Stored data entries
* begin *
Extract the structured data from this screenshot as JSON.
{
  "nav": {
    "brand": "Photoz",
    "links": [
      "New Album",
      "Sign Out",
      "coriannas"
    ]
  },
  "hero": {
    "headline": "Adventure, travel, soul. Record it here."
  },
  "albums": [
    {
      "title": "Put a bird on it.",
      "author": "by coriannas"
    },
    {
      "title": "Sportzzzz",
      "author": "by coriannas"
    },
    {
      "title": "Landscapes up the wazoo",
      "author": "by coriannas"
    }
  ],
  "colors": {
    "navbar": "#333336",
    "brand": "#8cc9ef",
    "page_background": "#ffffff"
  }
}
* end *
Go through the records and print each one exactly.

» Output of the exercise:
Extract the structured data from this screenshot as JSON.
{
  "nav": {
    "brand": "Photoz",
    "links": [
      "New Album",
      "Sign Out",
      "coriannas"
    ]
  },
  "hero": {
    "headline": "Adventure, travel, soul. Record it here."
  },
  "albums": [
    {
      "title": "Put a bird on it.",
      "author": "by coriannas"
    },
    {
      "title": "Sportzzzz",
      "author": "by coriannas"
    },
    {
      "title": "Landscapes up the wazoo",
      "author": "by coriannas"
    }
  ],
  "colors": {
    "navbar": "#333336",
    "brand": "#8cc9ef",
    "page_background": "#ffffff"
  }
}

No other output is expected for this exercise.